---- Data excerpts

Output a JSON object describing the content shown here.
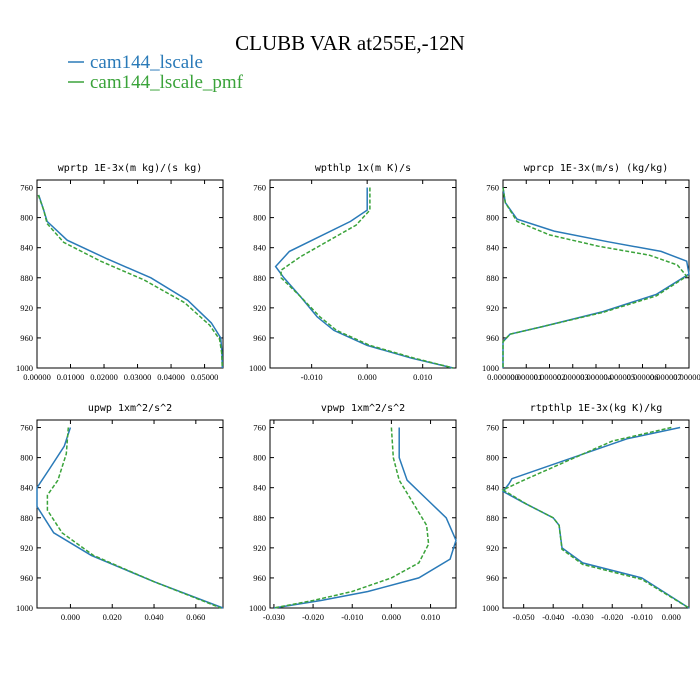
{
  "title": "CLUBB VAR at255E,-12N",
  "legend": [
    {
      "name": "cam144_lscale",
      "color": "#2a7ab8"
    },
    {
      "name": "cam144_lscale_pmf",
      "color": "#3aa33a"
    }
  ],
  "chart_data": [
    {
      "type": "line",
      "title": "wprtp  1E-3x(m kg)/(s kg)",
      "xlim": [
        0,
        0.0555
      ],
      "ylim": [
        1000,
        750
      ],
      "yticks": [
        "760",
        "800",
        "840",
        "880",
        "920",
        "960",
        "1000"
      ],
      "xticks": [
        {
          "v": 0.0,
          "label": "0.00000"
        },
        {
          "v": 0.01,
          "label": "0.01000"
        },
        {
          "v": 0.02,
          "label": "0.02000"
        },
        {
          "v": 0.03,
          "label": "0.03000"
        },
        {
          "v": 0.04,
          "label": "0.04000"
        },
        {
          "v": 0.05,
          "label": "0.05000"
        }
      ],
      "series": [
        {
          "name": "cam144_lscale",
          "x": [
            0.0005,
            0.002,
            0.003,
            0.009,
            0.021,
            0.034,
            0.045,
            0.052,
            0.0548,
            0.0552,
            0.0553
          ],
          "y": [
            770,
            790,
            805,
            830,
            855,
            880,
            910,
            940,
            960,
            980,
            1000
          ]
        },
        {
          "name": "cam144_lscale_pmf",
          "x": [
            0.0004,
            0.002,
            0.003,
            0.008,
            0.019,
            0.032,
            0.044,
            0.0515,
            0.0545,
            0.0551,
            0.0553
          ],
          "y": [
            770,
            790,
            808,
            833,
            858,
            883,
            913,
            943,
            962,
            980,
            1000
          ]
        }
      ]
    },
    {
      "type": "line",
      "title": "wpthlp  1x(m K)/s",
      "xlim": [
        -0.0175,
        0.016
      ],
      "ylim": [
        1000,
        750
      ],
      "yticks": [
        "760",
        "800",
        "840",
        "880",
        "920",
        "960",
        "1000"
      ],
      "xticks": [
        {
          "v": -0.01,
          "label": "-0.010"
        },
        {
          "v": 0.0,
          "label": "0.000"
        },
        {
          "v": 0.01,
          "label": "0.010"
        }
      ],
      "series": [
        {
          "name": "cam144_lscale",
          "x": [
            0.0,
            0.0,
            -0.003,
            -0.014,
            -0.0165,
            -0.015,
            -0.012,
            -0.009,
            -0.006,
            0.0,
            0.008,
            0.0155
          ],
          "y": [
            760,
            790,
            805,
            845,
            865,
            880,
            905,
            932,
            950,
            970,
            987,
            1000
          ]
        },
        {
          "name": "cam144_lscale_pmf",
          "x": [
            0.0005,
            0.0005,
            -0.002,
            -0.012,
            -0.0155,
            -0.0155,
            -0.012,
            -0.0085,
            -0.0055,
            0.0005,
            0.0085,
            0.0155
          ],
          "y": [
            760,
            790,
            810,
            852,
            870,
            880,
            905,
            932,
            950,
            970,
            987,
            1000
          ]
        }
      ]
    },
    {
      "type": "line",
      "title": "wprcp  1E-3x(m/s) (kg/kg)",
      "xlim": [
        0,
        8e-06
      ],
      "ylim": [
        1000,
        750
      ],
      "yticks": [
        "760",
        "800",
        "840",
        "880",
        "920",
        "960",
        "1000"
      ],
      "xticks": [
        {
          "v": 0,
          "label": "0.000000"
        },
        {
          "v": 1e-06,
          "label": "0.000001"
        },
        {
          "v": 2e-06,
          "label": "0.000002"
        },
        {
          "v": 3e-06,
          "label": "0.000003"
        },
        {
          "v": 4e-06,
          "label": "0.000004"
        },
        {
          "v": 5e-06,
          "label": "0.000005"
        },
        {
          "v": 6e-06,
          "label": "0.000006"
        },
        {
          "v": 7e-06,
          "label": "0.000007"
        },
        {
          "v": 8e-06,
          "label": "0.000008"
        }
      ],
      "series": [
        {
          "name": "cam144_lscale",
          "x": [
            0,
            1e-07,
            6e-07,
            2.2e-06,
            4.5e-06,
            6.8e-06,
            7.9e-06,
            8e-06,
            6.6e-06,
            4.3e-06,
            1.7e-06,
            3e-07,
            0,
            0
          ],
          "y": [
            760,
            780,
            802,
            818,
            832,
            845,
            858,
            875,
            902,
            925,
            945,
            955,
            965,
            1000
          ]
        },
        {
          "name": "cam144_lscale_pmf",
          "x": [
            0,
            1e-07,
            6e-07,
            2e-06,
            4.1e-06,
            6.3e-06,
            7.5e-06,
            7.9e-06,
            6.6e-06,
            4.3e-06,
            1.7e-06,
            3e-07,
            0,
            0
          ],
          "y": [
            760,
            780,
            805,
            823,
            838,
            850,
            863,
            878,
            904,
            926,
            945,
            955,
            965,
            1000
          ]
        }
      ]
    },
    {
      "type": "line",
      "title": "upwp  1xm^2/s^2",
      "xlim": [
        -0.016,
        0.073
      ],
      "ylim": [
        1000,
        750
      ],
      "yticks": [
        "760",
        "800",
        "840",
        "880",
        "920",
        "960",
        "1000"
      ],
      "xticks": [
        {
          "v": 0.0,
          "label": "0.000"
        },
        {
          "v": 0.02,
          "label": "0.020"
        },
        {
          "v": 0.04,
          "label": "0.040"
        },
        {
          "v": 0.06,
          "label": "0.060"
        }
      ],
      "series": [
        {
          "name": "cam144_lscale",
          "x": [
            0.0,
            -0.003,
            -0.01,
            -0.016,
            -0.016,
            -0.008,
            0.01,
            0.04,
            0.073
          ],
          "y": [
            760,
            785,
            815,
            840,
            865,
            900,
            930,
            965,
            1000
          ]
        },
        {
          "name": "cam144_lscale_pmf",
          "x": [
            -0.001,
            -0.002,
            -0.006,
            -0.011,
            -0.011,
            -0.004,
            0.011,
            0.04,
            0.072
          ],
          "y": [
            760,
            795,
            830,
            850,
            870,
            900,
            930,
            965,
            1000
          ]
        }
      ]
    },
    {
      "type": "line",
      "title": "vpwp  1xm^2/s^2",
      "xlim": [
        -0.031,
        0.0165
      ],
      "ylim": [
        1000,
        750
      ],
      "yticks": [
        "760",
        "800",
        "840",
        "880",
        "920",
        "960",
        "1000"
      ],
      "xticks": [
        {
          "v": -0.03,
          "label": "-0.030"
        },
        {
          "v": -0.02,
          "label": "-0.020"
        },
        {
          "v": -0.01,
          "label": "-0.010"
        },
        {
          "v": 0.0,
          "label": "0.000"
        },
        {
          "v": 0.01,
          "label": "0.010"
        }
      ],
      "series": [
        {
          "name": "cam144_lscale",
          "x": [
            0.002,
            0.002,
            0.004,
            0.009,
            0.014,
            0.0165,
            0.015,
            0.007,
            -0.006,
            -0.018,
            -0.03
          ],
          "y": [
            760,
            800,
            830,
            855,
            880,
            910,
            935,
            960,
            978,
            990,
            1000
          ]
        },
        {
          "name": "cam144_lscale_pmf",
          "x": [
            0.0,
            0.0005,
            0.002,
            0.0055,
            0.009,
            0.0095,
            0.007,
            0.0,
            -0.01,
            -0.02,
            -0.03
          ],
          "y": [
            760,
            800,
            830,
            860,
            890,
            915,
            940,
            960,
            978,
            990,
            1000
          ]
        }
      ]
    },
    {
      "type": "line",
      "title": "rtpthlp  1E-3x(kg K)/kg",
      "xlim": [
        -0.057,
        0.006
      ],
      "ylim": [
        1000,
        750
      ],
      "yticks": [
        "760",
        "800",
        "840",
        "880",
        "920",
        "960",
        "1000"
      ],
      "xticks": [
        {
          "v": -0.05,
          "label": "-0.050"
        },
        {
          "v": -0.04,
          "label": "-0.040"
        },
        {
          "v": -0.03,
          "label": "-0.030"
        },
        {
          "v": -0.02,
          "label": "-0.020"
        },
        {
          "v": -0.01,
          "label": "-0.010"
        },
        {
          "v": 0.0,
          "label": "0.000"
        }
      ],
      "series": [
        {
          "name": "cam144_lscale",
          "x": [
            0.003,
            -0.015,
            -0.054,
            -0.055,
            -0.057,
            -0.05,
            -0.04,
            -0.038,
            -0.037,
            -0.03,
            -0.01,
            0.006
          ],
          "y": [
            760,
            775,
            828,
            835,
            845,
            860,
            880,
            890,
            920,
            940,
            960,
            1000
          ]
        },
        {
          "name": "cam144_lscale_pmf",
          "x": [
            0.0,
            -0.02,
            -0.05,
            -0.057,
            -0.054,
            -0.049,
            -0.04,
            -0.038,
            -0.037,
            -0.03,
            -0.01,
            0.006
          ],
          "y": [
            760,
            778,
            830,
            843,
            850,
            862,
            880,
            890,
            922,
            942,
            962,
            1000
          ]
        }
      ]
    }
  ]
}
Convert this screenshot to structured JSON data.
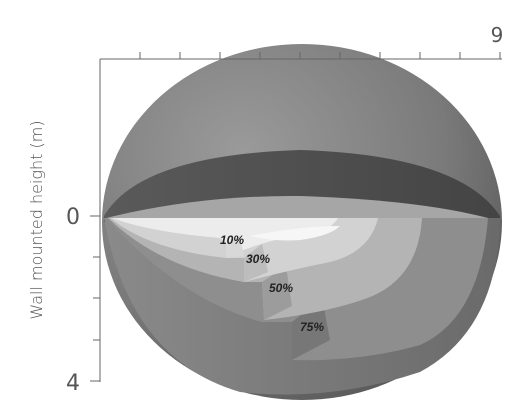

--------

Task description: Copy down every line of the material above that includes the string "JSON".

Full answer:
Output a JSON object describing the content shown here.
Convert this screenshot to structured JSON data.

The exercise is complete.